Stated exercise | Please find each line in the data below that contains the word "section", and copy those lines out.
* Start Excerpted data *
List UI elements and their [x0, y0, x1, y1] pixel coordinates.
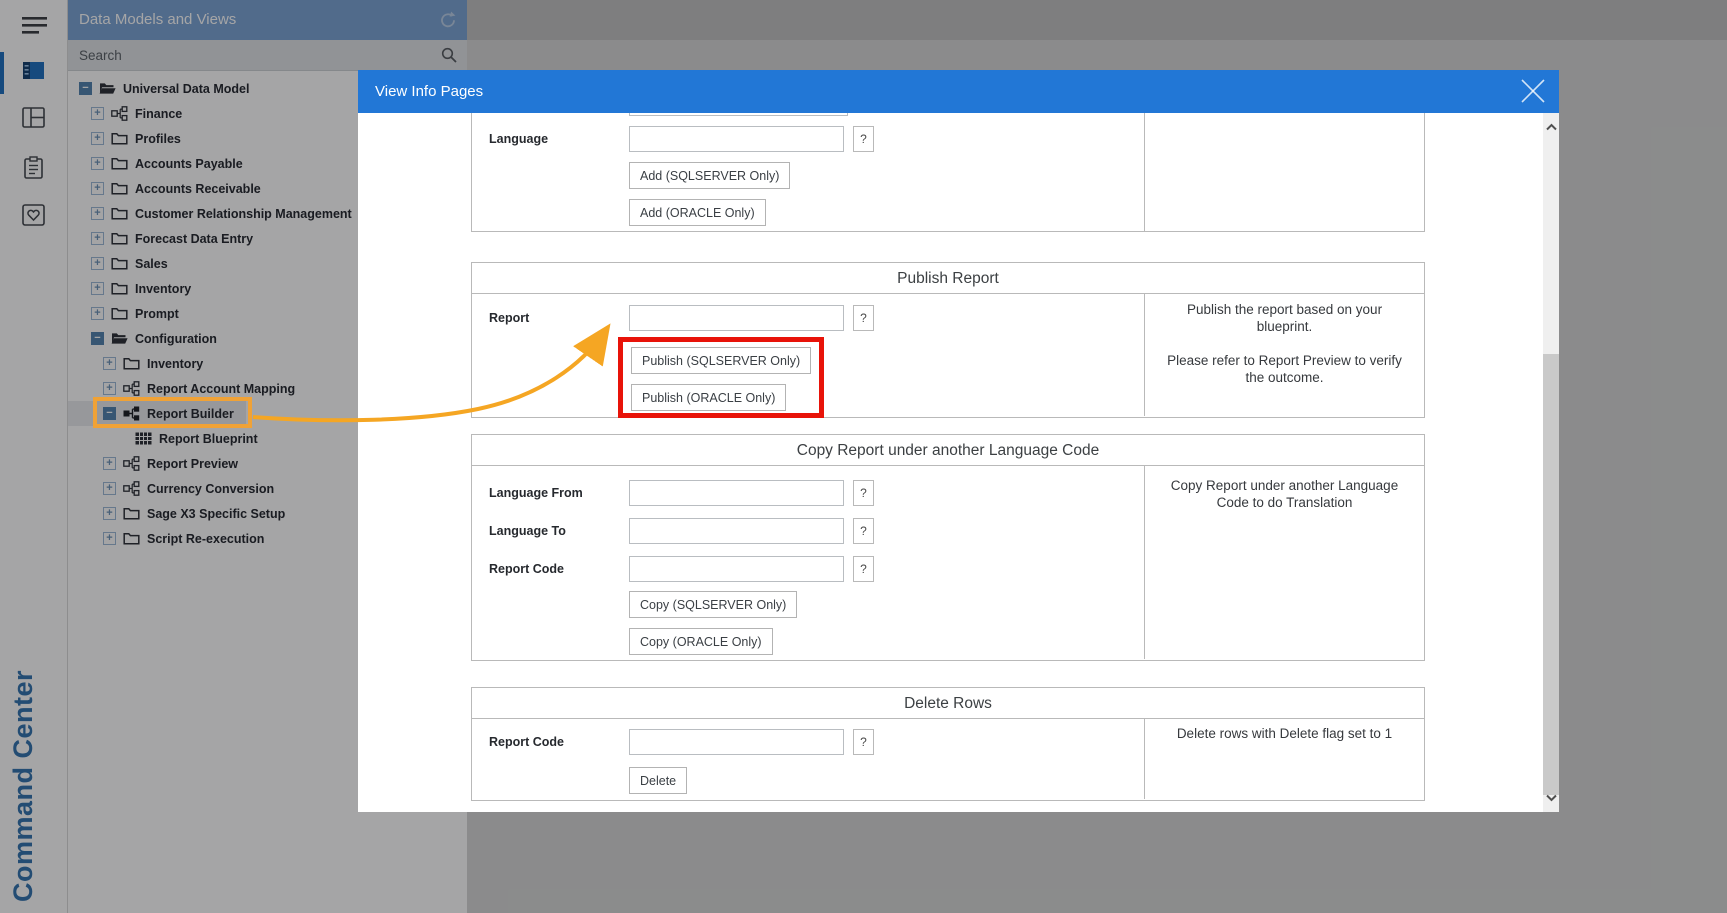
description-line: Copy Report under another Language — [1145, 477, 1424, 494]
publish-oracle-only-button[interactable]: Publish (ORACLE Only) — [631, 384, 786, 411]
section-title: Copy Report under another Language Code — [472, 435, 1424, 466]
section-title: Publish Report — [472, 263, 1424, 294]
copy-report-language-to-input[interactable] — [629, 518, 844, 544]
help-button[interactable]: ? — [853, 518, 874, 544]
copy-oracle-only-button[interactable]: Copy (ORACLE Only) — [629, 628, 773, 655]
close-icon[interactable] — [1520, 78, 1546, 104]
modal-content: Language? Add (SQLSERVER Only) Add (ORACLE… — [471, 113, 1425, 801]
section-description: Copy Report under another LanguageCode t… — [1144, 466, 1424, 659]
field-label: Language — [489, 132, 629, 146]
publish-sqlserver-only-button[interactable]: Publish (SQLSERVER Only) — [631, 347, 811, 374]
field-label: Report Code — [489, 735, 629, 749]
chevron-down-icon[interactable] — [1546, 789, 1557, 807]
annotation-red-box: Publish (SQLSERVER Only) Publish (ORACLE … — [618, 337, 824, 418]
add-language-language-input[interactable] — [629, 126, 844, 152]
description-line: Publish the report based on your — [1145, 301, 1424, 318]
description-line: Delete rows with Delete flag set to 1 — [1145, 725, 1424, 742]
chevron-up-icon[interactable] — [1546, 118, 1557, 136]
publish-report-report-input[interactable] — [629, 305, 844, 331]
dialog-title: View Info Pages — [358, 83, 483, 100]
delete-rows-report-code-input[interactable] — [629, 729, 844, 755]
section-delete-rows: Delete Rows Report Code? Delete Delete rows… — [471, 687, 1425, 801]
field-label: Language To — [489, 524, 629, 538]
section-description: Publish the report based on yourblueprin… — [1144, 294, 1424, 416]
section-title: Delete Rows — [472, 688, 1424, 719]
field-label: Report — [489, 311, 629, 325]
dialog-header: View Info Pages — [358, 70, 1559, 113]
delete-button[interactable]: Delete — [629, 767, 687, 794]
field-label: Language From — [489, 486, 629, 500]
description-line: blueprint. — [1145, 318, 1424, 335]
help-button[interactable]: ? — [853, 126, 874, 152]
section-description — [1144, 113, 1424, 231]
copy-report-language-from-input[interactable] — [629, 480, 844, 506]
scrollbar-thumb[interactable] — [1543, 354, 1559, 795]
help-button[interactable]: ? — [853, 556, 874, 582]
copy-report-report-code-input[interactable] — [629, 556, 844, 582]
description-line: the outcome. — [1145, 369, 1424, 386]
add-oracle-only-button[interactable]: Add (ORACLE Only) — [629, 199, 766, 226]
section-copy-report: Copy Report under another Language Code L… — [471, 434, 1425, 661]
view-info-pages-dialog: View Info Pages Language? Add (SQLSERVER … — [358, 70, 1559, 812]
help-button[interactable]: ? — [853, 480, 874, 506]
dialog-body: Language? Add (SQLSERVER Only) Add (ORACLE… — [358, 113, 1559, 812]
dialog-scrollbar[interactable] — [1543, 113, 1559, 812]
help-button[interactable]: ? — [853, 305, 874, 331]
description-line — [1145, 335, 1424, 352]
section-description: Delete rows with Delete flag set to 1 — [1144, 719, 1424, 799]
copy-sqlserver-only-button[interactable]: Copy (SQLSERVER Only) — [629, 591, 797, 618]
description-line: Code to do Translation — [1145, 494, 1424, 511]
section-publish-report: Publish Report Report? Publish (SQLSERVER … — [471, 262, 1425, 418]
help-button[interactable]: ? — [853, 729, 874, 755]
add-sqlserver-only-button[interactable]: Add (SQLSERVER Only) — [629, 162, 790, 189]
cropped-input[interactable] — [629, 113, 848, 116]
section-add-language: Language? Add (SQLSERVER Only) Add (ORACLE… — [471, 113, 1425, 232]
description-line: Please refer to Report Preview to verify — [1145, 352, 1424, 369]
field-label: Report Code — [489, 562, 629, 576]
* End Excerpted data *
* Start Excerpted data *
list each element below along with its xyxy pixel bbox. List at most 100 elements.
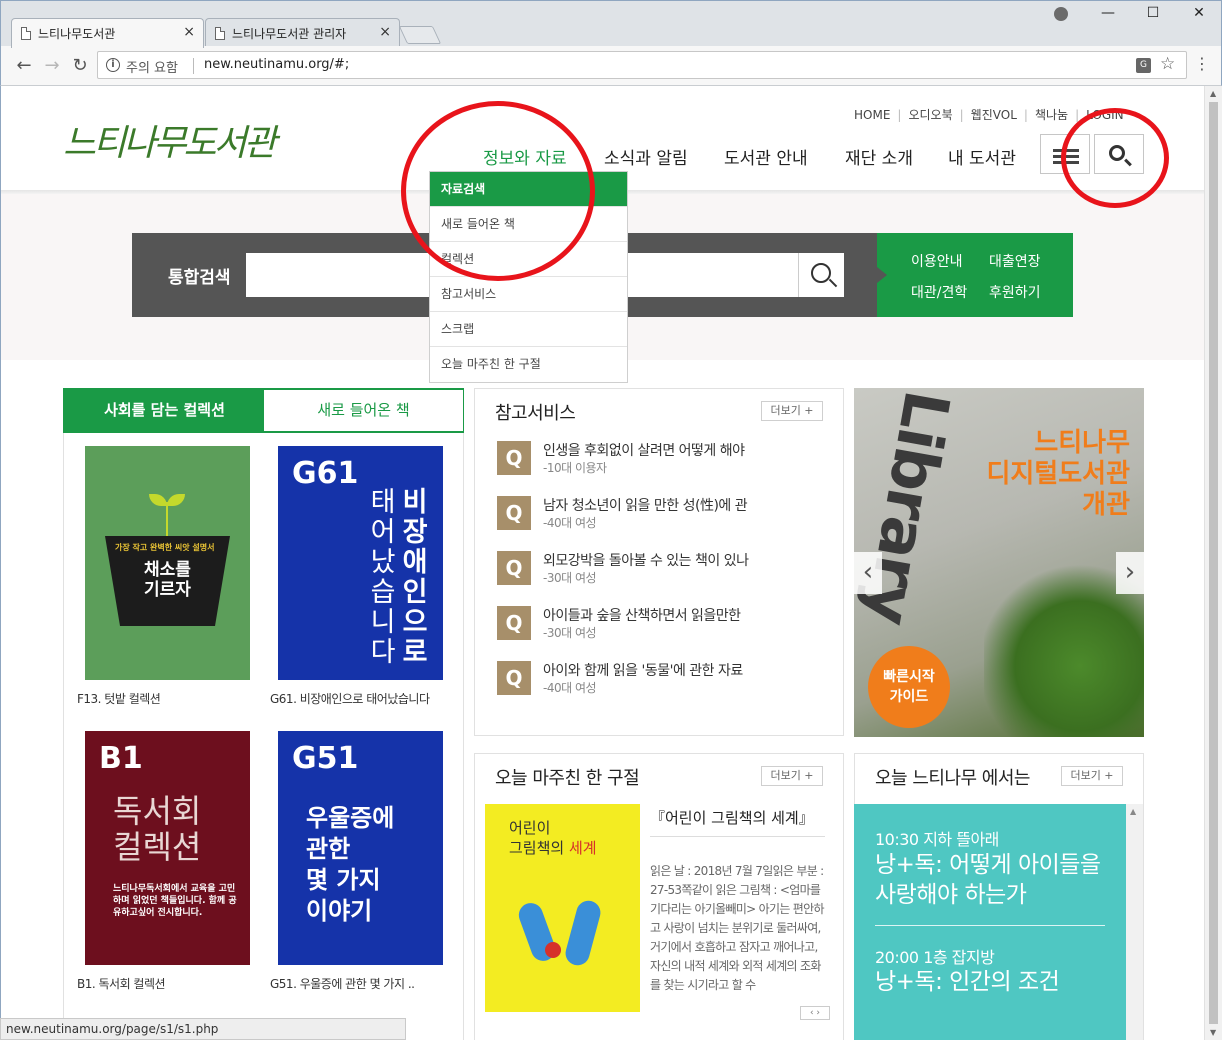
* End Excerpted data *
Response |
section-title: Copy Report under another Language Code — [472, 435, 1424, 466]
section-title: Publish Report — [472, 263, 1424, 294]
section-description: Copy Report under another LanguageCode t… — [1144, 466, 1424, 659]
section-delete-rows: Delete Rows Report Code? Delete Delete rows… — [471, 687, 1425, 801]
section-description: Publish the report based on yourblueprin… — [1144, 294, 1424, 416]
section-title: Delete Rows — [472, 688, 1424, 719]
section-description — [1144, 113, 1424, 231]
section-copy-report: Copy Report under another Language Code L… — [471, 434, 1425, 661]
section-description: Delete rows with Delete flag set to 1 — [1144, 719, 1424, 799]
section-publish-report: Publish Report Report? Publish (SQLSERVER … — [471, 262, 1425, 418]
section-add-language: Language? Add (SQLSERVER Only) Add (ORACLE… — [471, 113, 1425, 232]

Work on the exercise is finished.